**Aim:** In the entries below, count every line with the string "الثلاثاء". State the count and nothing else.

======== Information provided

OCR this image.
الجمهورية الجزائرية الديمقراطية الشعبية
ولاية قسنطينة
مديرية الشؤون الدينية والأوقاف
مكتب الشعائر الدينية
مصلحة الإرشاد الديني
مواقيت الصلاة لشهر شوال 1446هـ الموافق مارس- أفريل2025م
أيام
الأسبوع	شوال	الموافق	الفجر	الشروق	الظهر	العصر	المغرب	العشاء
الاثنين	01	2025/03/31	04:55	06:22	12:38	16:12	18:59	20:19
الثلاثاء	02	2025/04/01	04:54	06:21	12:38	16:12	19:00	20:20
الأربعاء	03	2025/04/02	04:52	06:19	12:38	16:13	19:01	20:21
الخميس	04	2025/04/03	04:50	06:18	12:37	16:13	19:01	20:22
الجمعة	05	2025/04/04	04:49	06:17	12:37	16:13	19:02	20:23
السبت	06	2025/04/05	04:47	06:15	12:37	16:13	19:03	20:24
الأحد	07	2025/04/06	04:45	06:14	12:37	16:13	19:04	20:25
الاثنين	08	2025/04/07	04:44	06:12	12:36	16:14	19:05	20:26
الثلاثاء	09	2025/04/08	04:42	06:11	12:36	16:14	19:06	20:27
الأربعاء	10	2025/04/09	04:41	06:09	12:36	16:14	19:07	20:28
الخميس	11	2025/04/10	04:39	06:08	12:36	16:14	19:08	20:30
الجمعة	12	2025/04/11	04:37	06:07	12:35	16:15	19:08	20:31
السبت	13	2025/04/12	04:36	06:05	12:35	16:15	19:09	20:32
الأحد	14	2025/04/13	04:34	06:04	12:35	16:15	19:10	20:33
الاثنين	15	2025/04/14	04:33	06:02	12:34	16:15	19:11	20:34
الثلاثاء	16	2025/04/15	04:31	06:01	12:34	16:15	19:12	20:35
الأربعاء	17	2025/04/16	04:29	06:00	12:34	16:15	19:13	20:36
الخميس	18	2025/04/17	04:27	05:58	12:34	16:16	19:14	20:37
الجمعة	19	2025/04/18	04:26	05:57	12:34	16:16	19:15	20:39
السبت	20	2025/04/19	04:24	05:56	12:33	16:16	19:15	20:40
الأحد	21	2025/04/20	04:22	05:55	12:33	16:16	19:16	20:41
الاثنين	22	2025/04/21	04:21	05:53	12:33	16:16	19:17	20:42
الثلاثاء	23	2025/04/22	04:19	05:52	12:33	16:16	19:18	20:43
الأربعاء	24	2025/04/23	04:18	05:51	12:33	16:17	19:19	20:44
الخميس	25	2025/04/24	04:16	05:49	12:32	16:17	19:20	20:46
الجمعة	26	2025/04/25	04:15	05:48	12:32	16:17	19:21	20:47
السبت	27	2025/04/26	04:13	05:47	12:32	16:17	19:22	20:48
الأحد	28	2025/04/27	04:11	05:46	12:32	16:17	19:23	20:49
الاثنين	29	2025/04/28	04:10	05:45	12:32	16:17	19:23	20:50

================

**Task result:** 4